[START Dataset excerpts]

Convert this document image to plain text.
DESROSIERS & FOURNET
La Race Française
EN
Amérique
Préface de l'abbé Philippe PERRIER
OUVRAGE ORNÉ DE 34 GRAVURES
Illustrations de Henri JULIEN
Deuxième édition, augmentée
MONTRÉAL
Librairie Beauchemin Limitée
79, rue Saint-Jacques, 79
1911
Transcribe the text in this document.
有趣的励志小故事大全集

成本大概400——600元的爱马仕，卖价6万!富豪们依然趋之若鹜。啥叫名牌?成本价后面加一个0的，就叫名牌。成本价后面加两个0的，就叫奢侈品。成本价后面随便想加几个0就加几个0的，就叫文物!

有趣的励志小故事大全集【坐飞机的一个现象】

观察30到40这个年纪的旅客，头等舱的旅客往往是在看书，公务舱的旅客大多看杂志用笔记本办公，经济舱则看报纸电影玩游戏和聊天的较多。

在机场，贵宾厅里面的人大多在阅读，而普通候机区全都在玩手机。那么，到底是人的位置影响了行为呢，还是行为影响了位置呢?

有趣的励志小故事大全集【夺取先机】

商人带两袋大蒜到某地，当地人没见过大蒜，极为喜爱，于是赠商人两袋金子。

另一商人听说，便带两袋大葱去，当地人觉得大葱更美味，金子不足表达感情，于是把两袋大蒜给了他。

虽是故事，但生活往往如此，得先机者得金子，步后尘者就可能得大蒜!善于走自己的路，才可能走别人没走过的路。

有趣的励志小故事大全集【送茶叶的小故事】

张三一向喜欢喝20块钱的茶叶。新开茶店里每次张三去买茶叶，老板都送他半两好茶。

[END Dataset excerpts]

Instructions for the task
Go through the material above line by line and copy it exactly.

Answer to the exercise
Convert this document image to plain text.
DESROSIERS & FOURNET
La Race Française
EN
Amérique
Préface de l'abbé Philippe PERRIER
OUVRAGE ORNÉ DE 34 GRAVURES
Illustrations de Henri JULIEN
Deuxième édition, augmentée
MONTRÉAL
Librairie Beauchemin Limitée
79, rue Saint-Jacques, 79
1911
Transcribe the text in this document.
有趣的励志小故事大全集

成本大概400——600元的爱马仕，卖价6万!富豪们依然趋之若鹜。啥叫名牌?成本价后面加一个0的，就叫名牌。成本价后面加两个0的，就叫奢侈品。成本价后面随便想加几个0就加几个0的，就叫文物!

有趣的励志小故事大全集【坐飞机的一个现象】

观察30到40这个年纪的旅客，头等舱的旅客往往是在看书，公务舱的旅客大多看杂志用笔记本办公，经济舱则看报纸电影玩游戏和聊天的较多。

在机场，贵宾厅里面的人大多在阅读，而普通候机区全都在玩手机。那么，到底是人的位置影响了行为呢，还是行为影响了位置呢?

有趣的励志小故事大全集【夺取先机】

商人带两袋大蒜到某地，当地人没见过大蒜，极为喜爱，于是赠商人两袋金子。

另一商人听说，便带两袋大葱去，当地人觉得大葱更美味，金子不足表达感情，于是把两袋大蒜给了他。

虽是故事，但生活往往如此，得先机者得金子，步后尘者就可能得大蒜!善于走自己的路，才可能走别人没走过的路。

有趣的励志小故事大全集【送茶叶的小故事】

张三一向喜欢喝20块钱的茶叶。新开茶店里每次张三去买茶叶，老板都送他半两好茶。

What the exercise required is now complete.